_Listed entries_.

━━━━━━━━━━━━━━━━

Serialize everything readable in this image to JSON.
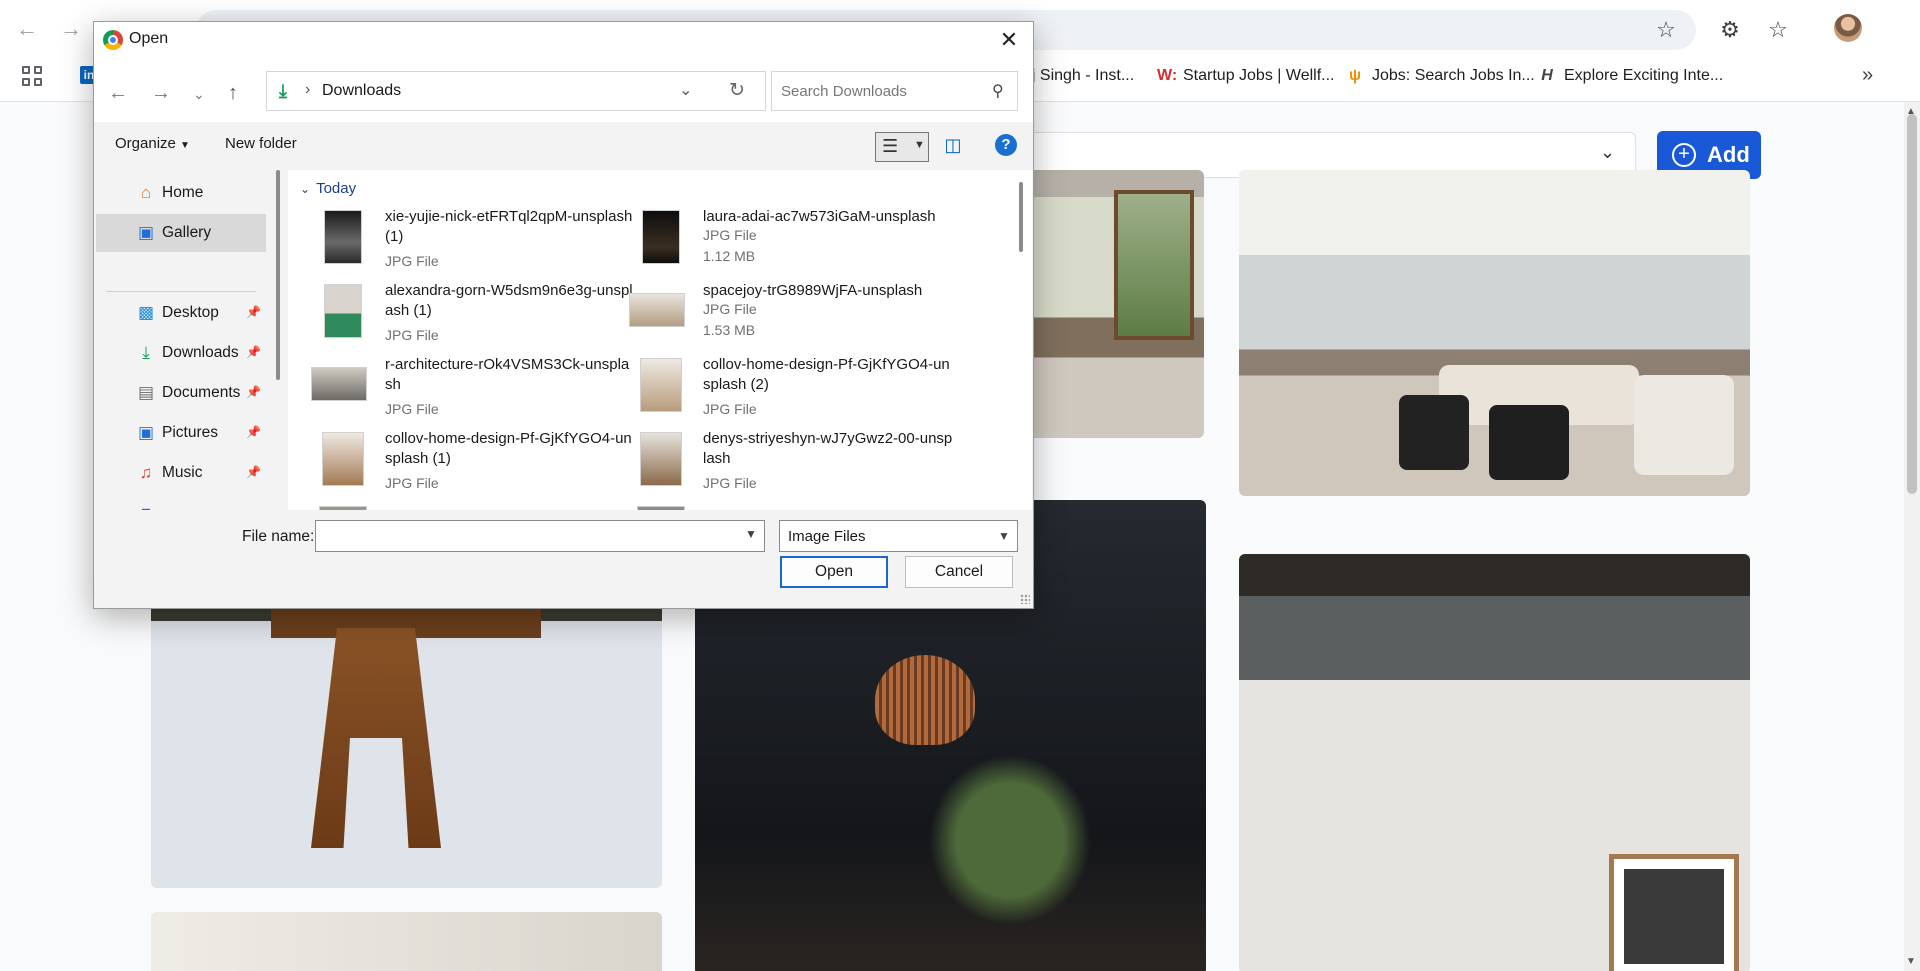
{
  "browser": {
    "bookmarks": [
      {
        "icon": "",
        "label": "aj Singh - Inst..."
      },
      {
        "icon": "W:",
        "label": "Startup Jobs | Wellf..."
      },
      {
        "icon": "ψ",
        "label": "Jobs: Search Jobs In..."
      },
      {
        "icon": "H",
        "label": "Explore Exciting Inte..."
      }
    ]
  },
  "page": {
    "add_label": "Add"
  },
  "dialog": {
    "title": "Open",
    "address_path": "Downloads",
    "search_placeholder": "Search Downloads",
    "toolbar": {
      "organize": "Organize",
      "new_folder": "New folder"
    },
    "nav_items": [
      {
        "label": "Home",
        "icon": "home-icon"
      },
      {
        "label": "Gallery",
        "icon": "gallery-icon"
      },
      {
        "label": "Desktop",
        "icon": "desktop-icon"
      },
      {
        "label": "Downloads",
        "icon": "downloads-icon"
      },
      {
        "label": "Documents",
        "icon": "documents-icon"
      },
      {
        "label": "Pictures",
        "icon": "pictures-icon"
      },
      {
        "label": "Music",
        "icon": "music-icon"
      }
    ],
    "group_header": "Today",
    "files": [
      {
        "name": "xie-yujie-nick-etFRTql2qpM-unsplash (1)",
        "type": "JPG File",
        "size": ""
      },
      {
        "name": "laura-adai-ac7w573iGaM-unsplash",
        "type": "JPG File",
        "size": "1.12 MB"
      },
      {
        "name": "alexandra-gorn-W5dsm9n6e3g-unsplash (1)",
        "type": "JPG File",
        "size": ""
      },
      {
        "name": "spacejoy-trG8989WjFA-unsplash",
        "type": "JPG File",
        "size": "1.53 MB"
      },
      {
        "name": "r-architecture-rOk4VSMS3Ck-unsplash",
        "type": "JPG File",
        "size": ""
      },
      {
        "name": "collov-home-design-Pf-GjKfYGO4-unsplash (2)",
        "type": "JPG File",
        "size": ""
      },
      {
        "name": "collov-home-design-Pf-GjKfYGO4-unsplash (1)",
        "type": "JPG File",
        "size": ""
      },
      {
        "name": "denys-striyeshyn-wJ7yGwz2-00-unsplash",
        "type": "JPG File",
        "size": ""
      }
    ],
    "file_name_label": "File name:",
    "file_name_value": "",
    "file_type": "Image Files",
    "open_button": "Open",
    "cancel_button": "Cancel"
  }
}
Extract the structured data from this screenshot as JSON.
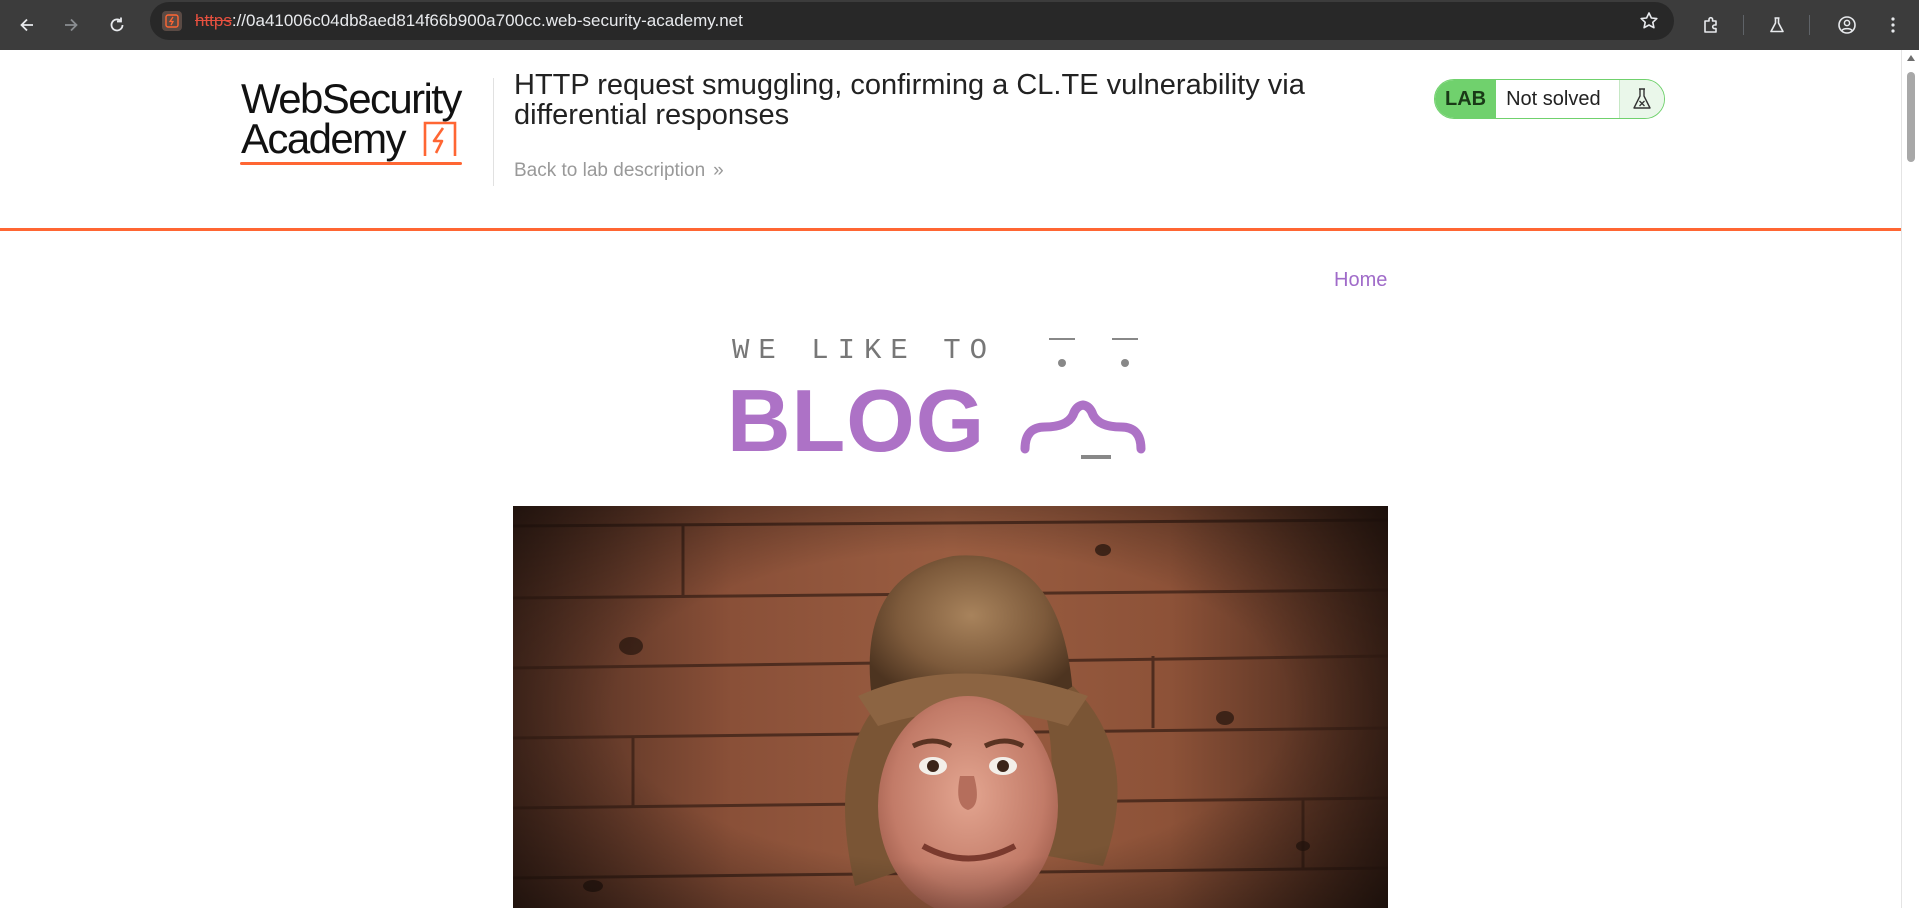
{
  "browser": {
    "url_scheme": "https",
    "url_rest": "://0a41006c04db8aed814f66b900a700cc.web-security-academy.net",
    "icons": [
      "back-icon",
      "forward-icon",
      "reload-icon",
      "site-info-icon",
      "bookmark-star-icon",
      "extensions-icon",
      "labs-flask-icon",
      "profile-icon",
      "more-menu-icon"
    ]
  },
  "header": {
    "logo_line1": "WebSecurity",
    "logo_line2": "Academy",
    "lab_title": "HTTP request smuggling, confirming a CL.TE vulnerability via differential responses",
    "back_link": "Back to lab description",
    "back_chevron": "»",
    "status_tag": "LAB",
    "status_text": "Not solved",
    "accent_color": "#ff6633",
    "status_color": "#70d16d"
  },
  "nav": {
    "home": "Home",
    "link_color": "#a06bc9"
  },
  "banner": {
    "line1": "WE LIKE TO",
    "line2": "BLOG"
  },
  "hero": {
    "alt": "man in fur hat"
  }
}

━━━━━━━━━━━━━━━━

_Given exercise_. Write out the entries above word for word. Do not include the pictures.

_Answer to the problem_.
Serialize everything readable in this image to JSON.
{
  "browser": {
    "bookmarks": [
      {
        "icon": "",
        "label": "aj Singh - Inst..."
      },
      {
        "icon": "W:",
        "label": "Startup Jobs | Wellf..."
      },
      {
        "icon": "ψ",
        "label": "Jobs: Search Jobs In..."
      },
      {
        "icon": "H",
        "label": "Explore Exciting Inte..."
      }
    ]
  },
  "page": {
    "add_label": "Add"
  },
  "dialog": {
    "title": "Open",
    "address_path": "Downloads",
    "search_placeholder": "Search Downloads",
    "toolbar": {
      "organize": "Organize",
      "new_folder": "New folder"
    },
    "nav_items": [
      {
        "label": "Home",
        "icon": "home-icon"
      },
      {
        "label": "Gallery",
        "icon": "gallery-icon"
      },
      {
        "label": "Desktop",
        "icon": "desktop-icon"
      },
      {
        "label": "Downloads",
        "icon": "downloads-icon"
      },
      {
        "label": "Documents",
        "icon": "documents-icon"
      },
      {
        "label": "Pictures",
        "icon": "pictures-icon"
      },
      {
        "label": "Music",
        "icon": "music-icon"
      }
    ],
    "group_header": "Today",
    "files": [
      {
        "name": "xie-yujie-nick-etFRTql2qpM-unsplash (1)",
        "type": "JPG File",
        "size": ""
      },
      {
        "name": "laura-adai-ac7w573iGaM-unsplash",
        "type": "JPG File",
        "size": "1.12 MB"
      },
      {
        "name": "alexandra-gorn-W5dsm9n6e3g-unsplash (1)",
        "type": "JPG File",
        "size": ""
      },
      {
        "name": "spacejoy-trG8989WjFA-unsplash",
        "type": "JPG File",
        "size": "1.53 MB"
      },
      {
        "name": "r-architecture-rOk4VSMS3Ck-unsplash",
        "type": "JPG File",
        "size": ""
      },
      {
        "name": "collov-home-design-Pf-GjKfYGO4-unsplash (2)",
        "type": "JPG File",
        "size": ""
      },
      {
        "name": "collov-home-design-Pf-GjKfYGO4-unsplash (1)",
        "type": "JPG File",
        "size": ""
      },
      {
        "name": "denys-striyeshyn-wJ7yGwz2-00-unsplash",
        "type": "JPG File",
        "size": ""
      }
    ],
    "file_name_label": "File name:",
    "file_name_value": "",
    "file_type": "Image Files",
    "open_button": "Open",
    "cancel_button": "Cancel"
  }
}
Extract the structured data from this screenshot as JSON.
{
  "browser": {
    "url_scheme": "https",
    "url_rest": "://0a41006c04db8aed814f66b900a700cc.web-security-academy.net",
    "icons": [
      "back-icon",
      "forward-icon",
      "reload-icon",
      "site-info-icon",
      "bookmark-star-icon",
      "extensions-icon",
      "labs-flask-icon",
      "profile-icon",
      "more-menu-icon"
    ]
  },
  "header": {
    "logo_line1": "WebSecurity",
    "logo_line2": "Academy",
    "lab_title": "HTTP request smuggling, confirming a CL.TE vulnerability via differential responses",
    "back_link": "Back to lab description",
    "back_chevron": "»",
    "status_tag": "LAB",
    "status_text": "Not solved",
    "accent_color": "#ff6633",
    "status_color": "#70d16d"
  },
  "nav": {
    "home": "Home",
    "link_color": "#a06bc9"
  },
  "banner": {
    "line1": "WE LIKE TO",
    "line2": "BLOG"
  },
  "hero": {
    "alt": "man in fur hat"
  }
}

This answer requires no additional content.